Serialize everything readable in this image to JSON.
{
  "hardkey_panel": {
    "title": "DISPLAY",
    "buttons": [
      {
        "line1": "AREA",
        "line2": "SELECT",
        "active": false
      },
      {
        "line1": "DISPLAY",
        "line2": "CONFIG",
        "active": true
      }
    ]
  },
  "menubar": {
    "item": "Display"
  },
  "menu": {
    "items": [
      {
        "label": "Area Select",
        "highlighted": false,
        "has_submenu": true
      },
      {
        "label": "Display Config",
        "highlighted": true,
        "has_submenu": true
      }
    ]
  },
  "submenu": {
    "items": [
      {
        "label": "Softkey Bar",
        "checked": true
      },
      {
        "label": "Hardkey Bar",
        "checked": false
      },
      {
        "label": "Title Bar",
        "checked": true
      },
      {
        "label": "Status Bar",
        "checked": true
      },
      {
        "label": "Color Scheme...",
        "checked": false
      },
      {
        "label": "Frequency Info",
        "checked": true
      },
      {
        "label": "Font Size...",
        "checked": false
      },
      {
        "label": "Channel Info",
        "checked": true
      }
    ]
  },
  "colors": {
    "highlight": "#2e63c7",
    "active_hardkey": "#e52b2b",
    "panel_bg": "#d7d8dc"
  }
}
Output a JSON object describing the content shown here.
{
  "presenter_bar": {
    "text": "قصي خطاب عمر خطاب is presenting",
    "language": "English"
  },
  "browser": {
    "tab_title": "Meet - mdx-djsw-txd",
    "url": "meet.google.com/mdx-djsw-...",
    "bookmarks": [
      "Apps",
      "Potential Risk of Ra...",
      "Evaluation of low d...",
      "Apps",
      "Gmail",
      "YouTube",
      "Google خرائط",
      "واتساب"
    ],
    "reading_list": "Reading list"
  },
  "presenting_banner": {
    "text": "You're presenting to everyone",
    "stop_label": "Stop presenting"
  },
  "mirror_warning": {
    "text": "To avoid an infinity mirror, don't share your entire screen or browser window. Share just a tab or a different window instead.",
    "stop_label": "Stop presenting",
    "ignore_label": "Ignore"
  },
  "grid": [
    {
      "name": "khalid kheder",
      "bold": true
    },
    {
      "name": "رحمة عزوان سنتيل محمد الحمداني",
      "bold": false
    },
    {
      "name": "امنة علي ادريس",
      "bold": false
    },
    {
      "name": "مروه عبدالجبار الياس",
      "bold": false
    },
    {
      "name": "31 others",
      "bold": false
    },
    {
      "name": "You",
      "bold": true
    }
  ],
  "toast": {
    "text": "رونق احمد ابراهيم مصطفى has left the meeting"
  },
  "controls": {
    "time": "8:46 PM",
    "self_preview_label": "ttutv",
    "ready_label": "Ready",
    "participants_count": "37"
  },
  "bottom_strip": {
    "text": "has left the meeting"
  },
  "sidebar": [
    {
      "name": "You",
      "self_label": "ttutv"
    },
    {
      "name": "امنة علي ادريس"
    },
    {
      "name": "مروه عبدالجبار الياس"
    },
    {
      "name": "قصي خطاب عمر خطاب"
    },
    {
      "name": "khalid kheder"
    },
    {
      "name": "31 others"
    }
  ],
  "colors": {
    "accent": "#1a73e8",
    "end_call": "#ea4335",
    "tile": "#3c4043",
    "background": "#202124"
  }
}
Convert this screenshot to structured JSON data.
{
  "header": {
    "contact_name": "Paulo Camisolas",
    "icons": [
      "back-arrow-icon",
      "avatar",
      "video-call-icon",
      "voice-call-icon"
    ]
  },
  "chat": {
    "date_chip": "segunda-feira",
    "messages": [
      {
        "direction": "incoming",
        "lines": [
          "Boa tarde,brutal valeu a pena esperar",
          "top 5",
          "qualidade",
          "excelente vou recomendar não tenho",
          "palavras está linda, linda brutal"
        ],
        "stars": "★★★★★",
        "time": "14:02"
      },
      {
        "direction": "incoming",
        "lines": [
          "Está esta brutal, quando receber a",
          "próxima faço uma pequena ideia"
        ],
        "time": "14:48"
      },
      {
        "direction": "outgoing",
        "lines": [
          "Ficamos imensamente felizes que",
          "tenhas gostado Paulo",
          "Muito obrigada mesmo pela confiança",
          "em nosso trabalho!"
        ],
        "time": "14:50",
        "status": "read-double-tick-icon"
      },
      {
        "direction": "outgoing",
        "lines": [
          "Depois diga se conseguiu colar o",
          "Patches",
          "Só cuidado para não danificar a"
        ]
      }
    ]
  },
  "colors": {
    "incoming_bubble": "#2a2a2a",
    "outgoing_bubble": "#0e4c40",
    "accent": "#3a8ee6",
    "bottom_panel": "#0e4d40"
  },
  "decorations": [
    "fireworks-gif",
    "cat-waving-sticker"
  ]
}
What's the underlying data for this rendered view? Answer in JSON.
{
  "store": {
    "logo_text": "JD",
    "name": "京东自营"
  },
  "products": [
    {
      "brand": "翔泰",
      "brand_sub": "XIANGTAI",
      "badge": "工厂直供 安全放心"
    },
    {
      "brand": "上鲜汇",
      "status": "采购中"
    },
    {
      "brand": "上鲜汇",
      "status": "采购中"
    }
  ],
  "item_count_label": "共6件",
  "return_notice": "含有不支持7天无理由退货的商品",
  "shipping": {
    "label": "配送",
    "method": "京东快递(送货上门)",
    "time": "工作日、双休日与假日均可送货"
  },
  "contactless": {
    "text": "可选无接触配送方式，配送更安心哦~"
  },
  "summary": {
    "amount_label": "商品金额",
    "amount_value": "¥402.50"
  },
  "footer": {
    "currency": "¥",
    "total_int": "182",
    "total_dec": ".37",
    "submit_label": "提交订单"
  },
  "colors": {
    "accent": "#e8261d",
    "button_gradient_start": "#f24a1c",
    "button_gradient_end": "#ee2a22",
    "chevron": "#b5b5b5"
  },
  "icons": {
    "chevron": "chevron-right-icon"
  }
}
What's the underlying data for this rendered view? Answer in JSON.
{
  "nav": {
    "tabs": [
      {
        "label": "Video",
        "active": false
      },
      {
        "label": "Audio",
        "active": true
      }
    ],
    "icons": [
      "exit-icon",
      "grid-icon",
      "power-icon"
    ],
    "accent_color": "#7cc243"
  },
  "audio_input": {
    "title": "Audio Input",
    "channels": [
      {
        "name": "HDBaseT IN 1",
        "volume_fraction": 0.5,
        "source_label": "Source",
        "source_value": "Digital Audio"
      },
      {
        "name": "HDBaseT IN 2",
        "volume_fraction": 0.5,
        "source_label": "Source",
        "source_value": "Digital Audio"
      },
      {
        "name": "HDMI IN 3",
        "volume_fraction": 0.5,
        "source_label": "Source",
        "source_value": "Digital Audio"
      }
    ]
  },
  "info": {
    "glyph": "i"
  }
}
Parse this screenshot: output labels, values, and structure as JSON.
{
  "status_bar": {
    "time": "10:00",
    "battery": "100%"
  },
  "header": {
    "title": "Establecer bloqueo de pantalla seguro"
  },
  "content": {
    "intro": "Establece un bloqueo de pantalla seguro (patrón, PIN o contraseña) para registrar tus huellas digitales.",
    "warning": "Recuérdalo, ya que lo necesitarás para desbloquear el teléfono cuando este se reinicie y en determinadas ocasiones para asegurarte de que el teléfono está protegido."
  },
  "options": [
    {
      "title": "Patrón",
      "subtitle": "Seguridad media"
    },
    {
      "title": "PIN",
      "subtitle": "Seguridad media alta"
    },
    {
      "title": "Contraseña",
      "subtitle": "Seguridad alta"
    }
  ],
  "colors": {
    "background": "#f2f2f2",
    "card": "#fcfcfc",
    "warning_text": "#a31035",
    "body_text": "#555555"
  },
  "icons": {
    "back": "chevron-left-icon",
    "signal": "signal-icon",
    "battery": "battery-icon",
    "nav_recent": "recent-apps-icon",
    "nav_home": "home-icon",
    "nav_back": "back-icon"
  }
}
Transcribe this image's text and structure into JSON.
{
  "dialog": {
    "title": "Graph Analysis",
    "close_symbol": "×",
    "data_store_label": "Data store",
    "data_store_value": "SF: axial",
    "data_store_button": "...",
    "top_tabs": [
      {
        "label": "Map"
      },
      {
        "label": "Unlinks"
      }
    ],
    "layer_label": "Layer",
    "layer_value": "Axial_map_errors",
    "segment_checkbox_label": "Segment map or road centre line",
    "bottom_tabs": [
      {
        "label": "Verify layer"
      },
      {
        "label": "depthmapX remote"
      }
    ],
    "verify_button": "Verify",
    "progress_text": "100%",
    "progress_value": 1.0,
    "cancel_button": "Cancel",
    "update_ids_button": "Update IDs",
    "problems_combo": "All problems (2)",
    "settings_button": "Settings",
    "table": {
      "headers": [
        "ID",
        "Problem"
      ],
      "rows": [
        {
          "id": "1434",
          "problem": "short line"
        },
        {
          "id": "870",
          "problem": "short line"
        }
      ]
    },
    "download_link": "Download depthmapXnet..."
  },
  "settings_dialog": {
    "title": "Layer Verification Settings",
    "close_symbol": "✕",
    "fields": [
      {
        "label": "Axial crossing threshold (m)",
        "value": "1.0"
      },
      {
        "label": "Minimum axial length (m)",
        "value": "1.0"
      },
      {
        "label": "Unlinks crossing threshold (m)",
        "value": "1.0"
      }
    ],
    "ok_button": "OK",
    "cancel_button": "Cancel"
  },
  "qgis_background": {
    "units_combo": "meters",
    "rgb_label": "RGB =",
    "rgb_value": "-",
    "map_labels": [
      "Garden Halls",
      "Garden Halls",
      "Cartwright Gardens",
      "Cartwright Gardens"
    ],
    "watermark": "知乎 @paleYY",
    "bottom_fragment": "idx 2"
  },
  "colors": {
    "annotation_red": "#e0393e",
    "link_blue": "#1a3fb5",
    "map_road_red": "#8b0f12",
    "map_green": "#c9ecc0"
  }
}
───
Write out every line of the preceding listing that contains "threshold".

_Written response_
        "label": "Axial crossing threshold (m)",
        "label": "Unlinks crossing threshold (m)",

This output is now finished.